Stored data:
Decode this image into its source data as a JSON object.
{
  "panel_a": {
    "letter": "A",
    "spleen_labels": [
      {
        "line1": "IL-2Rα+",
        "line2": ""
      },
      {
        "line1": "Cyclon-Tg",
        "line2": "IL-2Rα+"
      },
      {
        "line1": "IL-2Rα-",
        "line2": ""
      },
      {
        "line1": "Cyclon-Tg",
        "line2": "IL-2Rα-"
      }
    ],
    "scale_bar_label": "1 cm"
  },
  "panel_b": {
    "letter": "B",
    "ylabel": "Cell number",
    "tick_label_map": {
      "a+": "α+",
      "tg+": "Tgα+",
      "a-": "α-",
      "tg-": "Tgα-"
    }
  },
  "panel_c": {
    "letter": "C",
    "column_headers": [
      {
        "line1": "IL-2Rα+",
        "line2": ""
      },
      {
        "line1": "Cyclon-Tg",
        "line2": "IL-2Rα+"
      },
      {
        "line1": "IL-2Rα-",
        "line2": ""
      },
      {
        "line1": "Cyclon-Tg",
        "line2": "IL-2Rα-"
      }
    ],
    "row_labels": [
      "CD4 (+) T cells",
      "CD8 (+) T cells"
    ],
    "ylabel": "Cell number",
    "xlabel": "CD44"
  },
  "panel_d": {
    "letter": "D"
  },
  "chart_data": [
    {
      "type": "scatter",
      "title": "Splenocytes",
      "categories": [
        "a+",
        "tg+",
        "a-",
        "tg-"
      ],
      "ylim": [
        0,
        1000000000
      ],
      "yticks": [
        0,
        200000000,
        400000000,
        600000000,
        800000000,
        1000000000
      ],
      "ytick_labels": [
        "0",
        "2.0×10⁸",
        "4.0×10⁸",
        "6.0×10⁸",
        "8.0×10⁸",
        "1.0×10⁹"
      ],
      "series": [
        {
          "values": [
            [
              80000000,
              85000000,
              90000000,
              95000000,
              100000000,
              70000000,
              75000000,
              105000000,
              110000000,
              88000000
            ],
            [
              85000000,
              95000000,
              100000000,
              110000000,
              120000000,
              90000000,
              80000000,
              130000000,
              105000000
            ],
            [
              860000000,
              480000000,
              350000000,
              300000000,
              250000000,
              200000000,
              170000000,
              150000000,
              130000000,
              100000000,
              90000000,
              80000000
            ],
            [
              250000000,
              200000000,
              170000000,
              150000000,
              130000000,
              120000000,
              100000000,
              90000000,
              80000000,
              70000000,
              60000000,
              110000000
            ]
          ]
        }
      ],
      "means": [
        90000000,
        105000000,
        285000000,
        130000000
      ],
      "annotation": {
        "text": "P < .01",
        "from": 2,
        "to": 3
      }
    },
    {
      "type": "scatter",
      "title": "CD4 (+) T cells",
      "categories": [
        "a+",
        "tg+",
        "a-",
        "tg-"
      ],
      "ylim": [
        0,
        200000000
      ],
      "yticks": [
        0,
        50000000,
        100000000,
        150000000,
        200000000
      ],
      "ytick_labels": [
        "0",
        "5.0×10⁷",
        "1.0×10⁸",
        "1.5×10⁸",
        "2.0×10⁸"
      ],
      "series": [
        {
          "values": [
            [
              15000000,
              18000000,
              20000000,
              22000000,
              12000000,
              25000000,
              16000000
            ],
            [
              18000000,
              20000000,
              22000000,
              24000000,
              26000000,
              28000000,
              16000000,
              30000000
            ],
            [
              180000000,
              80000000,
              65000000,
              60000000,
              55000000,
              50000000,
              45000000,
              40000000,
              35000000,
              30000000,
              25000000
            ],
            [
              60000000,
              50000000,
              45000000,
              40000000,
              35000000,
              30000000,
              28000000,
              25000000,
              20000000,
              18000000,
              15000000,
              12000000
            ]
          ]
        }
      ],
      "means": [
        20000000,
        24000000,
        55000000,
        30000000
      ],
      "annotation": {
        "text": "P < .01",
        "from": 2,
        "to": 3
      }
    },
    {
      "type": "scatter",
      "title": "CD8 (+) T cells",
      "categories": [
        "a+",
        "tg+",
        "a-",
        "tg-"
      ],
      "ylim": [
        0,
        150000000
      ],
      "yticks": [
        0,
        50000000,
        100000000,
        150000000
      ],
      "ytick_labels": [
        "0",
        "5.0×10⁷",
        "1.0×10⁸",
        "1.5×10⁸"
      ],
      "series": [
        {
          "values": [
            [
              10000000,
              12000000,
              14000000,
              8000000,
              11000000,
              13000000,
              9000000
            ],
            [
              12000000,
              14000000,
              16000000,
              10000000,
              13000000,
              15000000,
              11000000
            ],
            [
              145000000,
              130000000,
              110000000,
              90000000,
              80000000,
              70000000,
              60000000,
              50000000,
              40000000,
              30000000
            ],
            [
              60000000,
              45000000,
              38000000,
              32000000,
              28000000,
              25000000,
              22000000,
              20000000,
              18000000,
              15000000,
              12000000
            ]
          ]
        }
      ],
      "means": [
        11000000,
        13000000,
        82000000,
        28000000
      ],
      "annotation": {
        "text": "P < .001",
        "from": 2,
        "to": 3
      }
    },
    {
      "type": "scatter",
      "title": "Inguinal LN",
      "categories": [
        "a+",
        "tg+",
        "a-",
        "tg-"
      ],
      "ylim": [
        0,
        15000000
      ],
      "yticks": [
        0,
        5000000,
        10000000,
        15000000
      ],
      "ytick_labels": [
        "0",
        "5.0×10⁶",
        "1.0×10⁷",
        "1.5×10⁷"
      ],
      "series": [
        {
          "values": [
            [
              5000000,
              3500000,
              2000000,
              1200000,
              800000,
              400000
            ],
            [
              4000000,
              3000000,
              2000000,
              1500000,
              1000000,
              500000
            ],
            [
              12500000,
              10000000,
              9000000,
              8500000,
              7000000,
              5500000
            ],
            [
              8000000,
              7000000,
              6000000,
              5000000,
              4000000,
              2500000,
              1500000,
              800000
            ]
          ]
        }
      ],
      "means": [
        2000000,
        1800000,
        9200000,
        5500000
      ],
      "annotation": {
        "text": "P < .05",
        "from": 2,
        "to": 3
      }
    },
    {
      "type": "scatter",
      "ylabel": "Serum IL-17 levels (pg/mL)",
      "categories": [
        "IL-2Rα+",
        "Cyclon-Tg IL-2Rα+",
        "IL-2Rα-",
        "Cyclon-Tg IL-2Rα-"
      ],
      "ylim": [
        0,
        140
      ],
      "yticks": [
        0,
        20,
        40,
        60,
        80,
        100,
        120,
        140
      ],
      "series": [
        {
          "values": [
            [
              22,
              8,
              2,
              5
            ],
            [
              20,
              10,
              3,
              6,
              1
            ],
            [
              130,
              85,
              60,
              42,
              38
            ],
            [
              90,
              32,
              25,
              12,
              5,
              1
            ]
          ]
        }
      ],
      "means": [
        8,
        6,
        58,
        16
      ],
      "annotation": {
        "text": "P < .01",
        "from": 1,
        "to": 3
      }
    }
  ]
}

# [Exercise goal]
The records above are to be repeated in full, word for word.

# [Written solution]
Decode this image into its source data as a JSON object.
{
  "panel_a": {
    "letter": "A",
    "spleen_labels": [
      {
        "line1": "IL-2Rα+",
        "line2": ""
      },
      {
        "line1": "Cyclon-Tg",
        "line2": "IL-2Rα+"
      },
      {
        "line1": "IL-2Rα-",
        "line2": ""
      },
      {
        "line1": "Cyclon-Tg",
        "line2": "IL-2Rα-"
      }
    ],
    "scale_bar_label": "1 cm"
  },
  "panel_b": {
    "letter": "B",
    "ylabel": "Cell number",
    "tick_label_map": {
      "a+": "α+",
      "tg+": "Tgα+",
      "a-": "α-",
      "tg-": "Tgα-"
    }
  },
  "panel_c": {
    "letter": "C",
    "column_headers": [
      {
        "line1": "IL-2Rα+",
        "line2": ""
      },
      {
        "line1": "Cyclon-Tg",
        "line2": "IL-2Rα+"
      },
      {
        "line1": "IL-2Rα-",
        "line2": ""
      },
      {
        "line1": "Cyclon-Tg",
        "line2": "IL-2Rα-"
      }
    ],
    "row_labels": [
      "CD4 (+) T cells",
      "CD8 (+) T cells"
    ],
    "ylabel": "Cell number",
    "xlabel": "CD44"
  },
  "panel_d": {
    "letter": "D"
  },
  "chart_data": [
    {
      "type": "scatter",
      "title": "Splenocytes",
      "categories": [
        "a+",
        "tg+",
        "a-",
        "tg-"
      ],
      "ylim": [
        0,
        1000000000
      ],
      "yticks": [
        0,
        200000000,
        400000000,
        600000000,
        800000000,
        1000000000
      ],
      "ytick_labels": [
        "0",
        "2.0×10⁸",
        "4.0×10⁸",
        "6.0×10⁸",
        "8.0×10⁸",
        "1.0×10⁹"
      ],
      "series": [
        {
          "values": [
            [
              80000000,
              85000000,
              90000000,
              95000000,
              100000000,
              70000000,
              75000000,
              105000000,
              110000000,
              88000000
            ],
            [
              85000000,
              95000000,
              100000000,
              110000000,
              120000000,
              90000000,
              80000000,
              130000000,
              105000000
            ],
            [
              860000000,
              480000000,
              350000000,
              300000000,
              250000000,
              200000000,
              170000000,
              150000000,
              130000000,
              100000000,
              90000000,
              80000000
            ],
            [
              250000000,
              200000000,
              170000000,
              150000000,
              130000000,
              120000000,
              100000000,
              90000000,
              80000000,
              70000000,
              60000000,
              110000000
            ]
          ]
        }
      ],
      "means": [
        90000000,
        105000000,
        285000000,
        130000000
      ],
      "annotation": {
        "text": "P < .01",
        "from": 2,
        "to": 3
      }
    },
    {
      "type": "scatter",
      "title": "CD4 (+) T cells",
      "categories": [
        "a+",
        "tg+",
        "a-",
        "tg-"
      ],
      "ylim": [
        0,
        200000000
      ],
      "yticks": [
        0,
        50000000,
        100000000,
        150000000,
        200000000
      ],
      "ytick_labels": [
        "0",
        "5.0×10⁷",
        "1.0×10⁸",
        "1.5×10⁸",
        "2.0×10⁸"
      ],
      "series": [
        {
          "values": [
            [
              15000000,
              18000000,
              20000000,
              22000000,
              12000000,
              25000000,
              16000000
            ],
            [
              18000000,
              20000000,
              22000000,
              24000000,
              26000000,
              28000000,
              16000000,
              30000000
            ],
            [
              180000000,
              80000000,
              65000000,
              60000000,
              55000000,
              50000000,
              45000000,
              40000000,
              35000000,
              30000000,
              25000000
            ],
            [
              60000000,
              50000000,
              45000000,
              40000000,
              35000000,
              30000000,
              28000000,
              25000000,
              20000000,
              18000000,
              15000000,
              12000000
            ]
          ]
        }
      ],
      "means": [
        20000000,
        24000000,
        55000000,
        30000000
      ],
      "annotation": {
        "text": "P < .01",
        "from": 2,
        "to": 3
      }
    },
    {
      "type": "scatter",
      "title": "CD8 (+) T cells",
      "categories": [
        "a+",
        "tg+",
        "a-",
        "tg-"
      ],
      "ylim": [
        0,
        150000000
      ],
      "yticks": [
        0,
        50000000,
        100000000,
        150000000
      ],
      "ytick_labels": [
        "0",
        "5.0×10⁷",
        "1.0×10⁸",
        "1.5×10⁸"
      ],
      "series": [
        {
          "values": [
            [
              10000000,
              12000000,
              14000000,
              8000000,
              11000000,
              13000000,
              9000000
            ],
            [
              12000000,
              14000000,
              16000000,
              10000000,
              13000000,
              15000000,
              11000000
            ],
            [
              145000000,
              130000000,
              110000000,
              90000000,
              80000000,
              70000000,
              60000000,
              50000000,
              40000000,
              30000000
            ],
            [
              60000000,
              45000000,
              38000000,
              32000000,
              28000000,
              25000000,
              22000000,
              20000000,
              18000000,
              15000000,
              12000000
            ]
          ]
        }
      ],
      "means": [
        11000000,
        13000000,
        82000000,
        28000000
      ],
      "annotation": {
        "text": "P < .001",
        "from": 2,
        "to": 3
      }
    },
    {
      "type": "scatter",
      "title": "Inguinal LN",
      "categories": [
        "a+",
        "tg+",
        "a-",
        "tg-"
      ],
      "ylim": [
        0,
        15000000
      ],
      "yticks": [
        0,
        5000000,
        10000000,
        15000000
      ],
      "ytick_labels": [
        "0",
        "5.0×10⁶",
        "1.0×10⁷",
        "1.5×10⁷"
      ],
      "series": [
        {
          "values": [
            [
              5000000,
              3500000,
              2000000,
              1200000,
              800000,
              400000
            ],
            [
              4000000,
              3000000,
              2000000,
              1500000,
              1000000,
              500000
            ],
            [
              12500000,
              10000000,
              9000000,
              8500000,
              7000000,
              5500000
            ],
            [
              8000000,
              7000000,
              6000000,
              5000000,
              4000000,
              2500000,
              1500000,
              800000
            ]
          ]
        }
      ],
      "means": [
        2000000,
        1800000,
        9200000,
        5500000
      ],
      "annotation": {
        "text": "P < .05",
        "from": 2,
        "to": 3
      }
    },
    {
      "type": "scatter",
      "ylabel": "Serum IL-17 levels (pg/mL)",
      "categories": [
        "IL-2Rα+",
        "Cyclon-Tg IL-2Rα+",
        "IL-2Rα-",
        "Cyclon-Tg IL-2Rα-"
      ],
      "ylim": [
        0,
        140
      ],
      "yticks": [
        0,
        20,
        40,
        60,
        80,
        100,
        120,
        140
      ],
      "series": [
        {
          "values": [
            [
              22,
              8,
              2,
              5
            ],
            [
              20,
              10,
              3,
              6,
              1
            ],
            [
              130,
              85,
              60,
              42,
              38
            ],
            [
              90,
              32,
              25,
              12,
              5,
              1
            ]
          ]
        }
      ],
      "means": [
        8,
        6,
        58,
        16
      ],
      "annotation": {
        "text": "P < .01",
        "from": 1,
        "to": 3
      }
    }
  ]
}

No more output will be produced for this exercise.